[Problem details]: Here are some records; copy every line that holds the word "陕西省人大原副主任刘维隆".

[Dataset items]:
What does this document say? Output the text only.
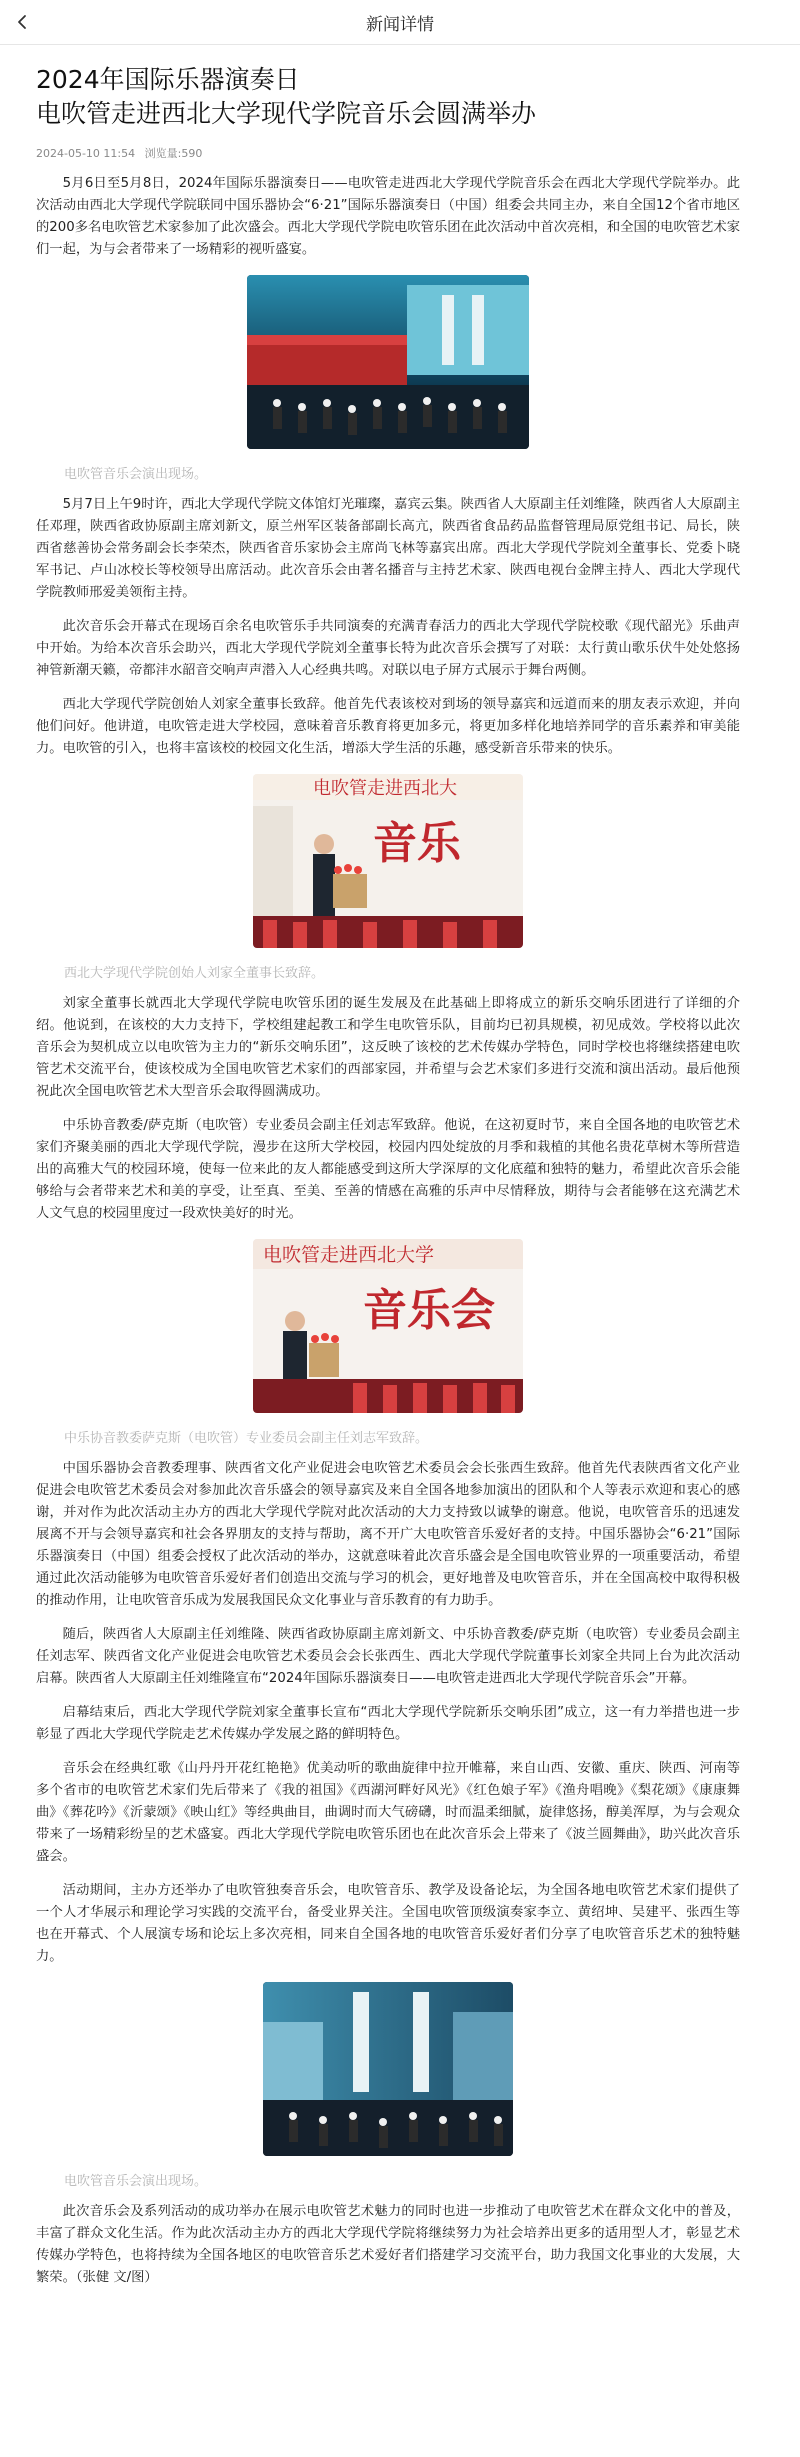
新闻详情
2024年国际乐器演奏日
电吹管走进西北大学现代学院音乐会圆满举办
2024-05-10 11:54 浏览量:590

5月6日至5月8日，2024年国际乐器演奏日——电吹管走进西北大学现代学院音乐会在西北大学现代学院举办。此次活动由西北大学现代学院联同中国乐器协会“6·21”国际乐器演奏日（中国）组委会共同主办，来自全国12个省市地区的200多名电吹管艺术家参加了此次盛会。西北大学现代学院电吹管乐团在此次活动中首次亮相，和全国的电吹管艺术家们一起，为与会者带来了一场精彩的视听盛宴。

电吹管音乐会演出现场。

5月7日上午9时许，西北大学现代学院文体馆灯光璀璨，嘉宾云集。陕西省人大原副主任刘维隆，陕西省人大原副主任邓理，陕西省政协原副主席刘新文，原兰州军区装备部副长高亢，陕西省食品药品监督管理局原党组书记、局长，陕西省慈善协会常务副会长李荣杰，陕西省音乐家协会主席尚飞林等嘉宾出席。西北大学现代学院刘全董事长、党委卜晓军书记、卢山冰校长等校领导出席活动。此次音乐会由著名播音与主持艺术家、陕西电视台金牌主持人、西北大学现代学院教师邢爱美领衔主持。

此次音乐会开幕式在现场百余名电吹管乐手共同演奏的充满青春活力的西北大学现代学院校歌《现代韶光》乐曲声中开始。为给本次音乐会助兴，西北大学现代学院刘全董事长特为此次音乐会撰写了对联：太行黄山歌乐伏牛处处悠扬神管新潮天籁，帝都沣水韶音交响声声潜入人心经典共鸣。对联以电子屏方式展示于舞台两侧。

西北大学现代学院创始人刘家全董事长致辞。他首先代表该校对到场的领导嘉宾和远道而来的朋友表示欢迎，并向他们问好。他讲道，电吹管走进大学校园，意味着音乐教育将更加多元，将更加多样化地培养同学的音乐素养和审美能力。电吹管的引入，也将丰富该校的校园文化生活，增添大学生活的乐趣，感受新音乐带来的快乐。

电吹管走进西北大
音乐
西北大学现代学院创始人刘家全董事长致辞。

刘家全董事长就西北大学现代学院电吹管乐团的诞生发展及在此基础上即将成立的新乐交响乐团进行了详细的介绍。他说到，在该校的大力支持下，学校组建起教工和学生电吹管乐队，目前均已初具规模，初见成效。学校将以此次音乐会为契机成立以电吹管为主力的“新乐交响乐团”，这反映了该校的艺术传媒办学特色，同时学校也将继续搭建电吹管艺术交流平台，使该校成为全国电吹管艺术家们的西部家园，并希望与会艺术家们多进行交流和演出活动。最后他预祝此次全国电吹管艺术大型音乐会取得圆满成功。

中乐协音教委/萨克斯（电吹管）专业委员会副主任刘志军致辞。他说，在这初夏时节，来自全国各地的电吹管艺术家们齐聚美丽的西北大学现代学院，漫步在这所大学校园，校园内四处绽放的月季和栽植的其他名贵花草树木等所营造出的高雅大气的校园环境，使每一位来此的友人都能感受到这所大学深厚的文化底蕴和独特的魅力，希望此次音乐会能够给与会者带来艺术和美的享受，让至真、至美、至善的情感在高雅的乐声中尽情释放，期待与会者能够在这充满艺术人文气息的校园里度过一段欢快美好的时光。

电吹管走进西北大学
音乐会
中乐协音教委萨克斯（电吹管）专业委员会副主任刘志军致辞。

中国乐器协会音教委理事、陕西省文化产业促进会电吹管艺术委员会会长张西生致辞。他首先代表陕西省文化产业促进会电吹管艺术委员会对参加此次音乐盛会的领导嘉宾及来自全国各地参加演出的团队和个人等表示欢迎和衷心的感谢，并对作为此次活动主办方的西北大学现代学院对此次活动的大力支持致以诚挚的谢意。他说，电吹管音乐的迅速发展离不开与会领导嘉宾和社会各界朋友的支持与帮助，离不开广大电吹管音乐爱好者的支持。中国乐器协会“6·21”国际乐器演奏日（中国）组委会授权了此次活动的举办，这就意味着此次音乐盛会是全国电吹管业界的一项重要活动，希望通过此次活动能够为电吹管音乐爱好者们创造出交流与学习的机会，更好地普及电吹管音乐，并在全国高校中取得积极的推动作用，让电吹管音乐成为发展我国民众文化事业与音乐教育的有力助手。

随后，陕西省人大原副主任刘维隆、陕西省政协原副主席刘新文、中乐协音教委/萨克斯（电吹管）专业委员会副主任刘志军、陕西省文化产业促进会电吹管艺术委员会会长张西生、西北大学现代学院董事长刘家全共同上台为此次活动启幕。陕西省人大原副主任刘维隆宣布“2024年国际乐器演奏日——电吹管走进西北大学现代学院音乐会”开幕。

启幕结束后，西北大学现代学院刘家全董事长宣布“西北大学现代学院新乐交响乐团”成立，这一有力举措也进一步彰显了西北大学现代学院走艺术传媒办学发展之路的鲜明特色。

音乐会在经典红歌《山丹丹开花红艳艳》优美动听的歌曲旋律中拉开帷幕，来自山西、安徽、重庆、陕西、河南等多个省市的电吹管艺术家们先后带来了《我的祖国》《西湖河畔好风光》《红色娘子军》《渔舟唱晚》《梨花颂》《康康舞曲》《葬花吟》《沂蒙颂》《映山红》等经典曲目，曲调时而大气磅礴，时而温柔细腻，旋律悠扬，醇美浑厚，为与会观众带来了一场精彩纷呈的艺术盛宴。西北大学现代学院电吹管乐团也在此次音乐会上带来了《波兰圆舞曲》，助兴此次音乐盛会。

活动期间，主办方还举办了电吹管独奏音乐会，电吹管音乐、教学及设备论坛，为全国各地电吹管艺术家们提供了一个人才华展示和理论学习实践的交流平台，备受业界关注。全国电吹管顶级演奏家李立、黄绍坤、吴建平、张西生等也在开幕式、个人展演专场和论坛上多次亮相，同来自全国各地的电吹管音乐爱好者们分享了电吹管音乐艺术的独特魅力。

电吹管音乐会演出现场。

此次音乐会及系列活动的成功举办在展示电吹管艺术魅力的同时也进一步推动了电吹管艺术在群众文化中的普及，丰富了群众文化生活。作为此次活动主办方的西北大学现代学院将继续努力为社会培养出更多的适用型人才，彰显艺术传媒办学特色，也将持续为全国各地区的电吹管音乐艺术爱好者们搭建学习交流平台，助力我国文化事业的大发展，大繁荣。（张健 文/图）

[Task response]:
5月7日上午9时许，西北大学现代学院文体馆灯光璀璨，嘉宾云集。陕西省人大原副主任刘维隆，陕西省人大原副主任邓理，陕西省政协原副主席刘新文，原兰州军区装备部副长高亢，陕西省食品药品监督管理局原党组书记、局长，陕西省慈善协会常务副会长李荣杰，陕西省音乐家协会主席尚飞林等嘉宾出席。西北大学现代学院刘全董事长、党委卜晓军书记、卢山冰校长等校领导出席活动。此次音乐会由著名播音与主持艺术家、陕西电视台金牌主持人、西北大学现代学院教师邢爱美领衔主持。
随后，陕西省人大原副主任刘维隆、陕西省政协原副主席刘新文、中乐协音教委/萨克斯（电吹管）专业委员会副主任刘志军、陕西省文化产业促进会电吹管艺术委员会会长张西生、西北大学现代学院董事长刘家全共同上台为此次活动启幕。陕西省人大原副主任刘维隆宣布“2024年国际乐器演奏日——电吹管走进西北大学现代学院音乐会”开幕。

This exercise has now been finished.